====== PROVIDED RECORDS ======

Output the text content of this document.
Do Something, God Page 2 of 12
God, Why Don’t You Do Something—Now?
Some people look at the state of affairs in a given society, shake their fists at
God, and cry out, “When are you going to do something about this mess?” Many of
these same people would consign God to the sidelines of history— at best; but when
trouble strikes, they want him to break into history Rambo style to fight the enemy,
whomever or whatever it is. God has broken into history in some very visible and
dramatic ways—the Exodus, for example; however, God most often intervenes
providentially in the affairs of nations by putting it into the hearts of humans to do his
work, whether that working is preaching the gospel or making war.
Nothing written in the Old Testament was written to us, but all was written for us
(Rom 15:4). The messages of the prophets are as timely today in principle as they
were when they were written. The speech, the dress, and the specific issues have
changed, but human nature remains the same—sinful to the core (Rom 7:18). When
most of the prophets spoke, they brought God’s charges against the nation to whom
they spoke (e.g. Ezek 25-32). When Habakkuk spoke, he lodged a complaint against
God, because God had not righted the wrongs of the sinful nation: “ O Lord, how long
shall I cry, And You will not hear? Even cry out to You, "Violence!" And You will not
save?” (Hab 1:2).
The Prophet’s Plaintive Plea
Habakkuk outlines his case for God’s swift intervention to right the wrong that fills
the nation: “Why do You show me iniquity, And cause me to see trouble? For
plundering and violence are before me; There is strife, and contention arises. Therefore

======

EXERCISE GOAL: Restate the data above word for word.

TASK RESPONSE:
Output the text content of this document.
Do Something, God Page 2 of 12
God, Why Don’t You Do Something—Now?
Some people look at the state of affairs in a given society, shake their fists at
God, and cry out, “When are you going to do something about this mess?” Many of
these same people would consign God to the sidelines of history— at best; but when
trouble strikes, they want him to break into history Rambo style to fight the enemy,
whomever or whatever it is. God has broken into history in some very visible and
dramatic ways—the Exodus, for example; however, God most often intervenes
providentially in the affairs of nations by putting it into the hearts of humans to do his
work, whether that working is preaching the gospel or making war.
Nothing written in the Old Testament was written to us, but all was written for us
(Rom 15:4). The messages of the prophets are as timely today in principle as they
were when they were written. The speech, the dress, and the specific issues have
changed, but human nature remains the same—sinful to the core (Rom 7:18). When
most of the prophets spoke, they brought God’s charges against the nation to whom
they spoke (e.g. Ezek 25-32). When Habakkuk spoke, he lodged a complaint against
God, because God had not righted the wrongs of the sinful nation: “ O Lord, how long
shall I cry, And You will not hear? Even cry out to You, "Violence!" And You will not
save?” (Hab 1:2).
The Prophet’s Plaintive Plea
Habakkuk outlines his case for God’s swift intervention to right the wrong that fills
the nation: “Why do You show me iniquity, And cause me to see trouble? For
plundering and violence are before me; There is strife, and contention arises. Therefore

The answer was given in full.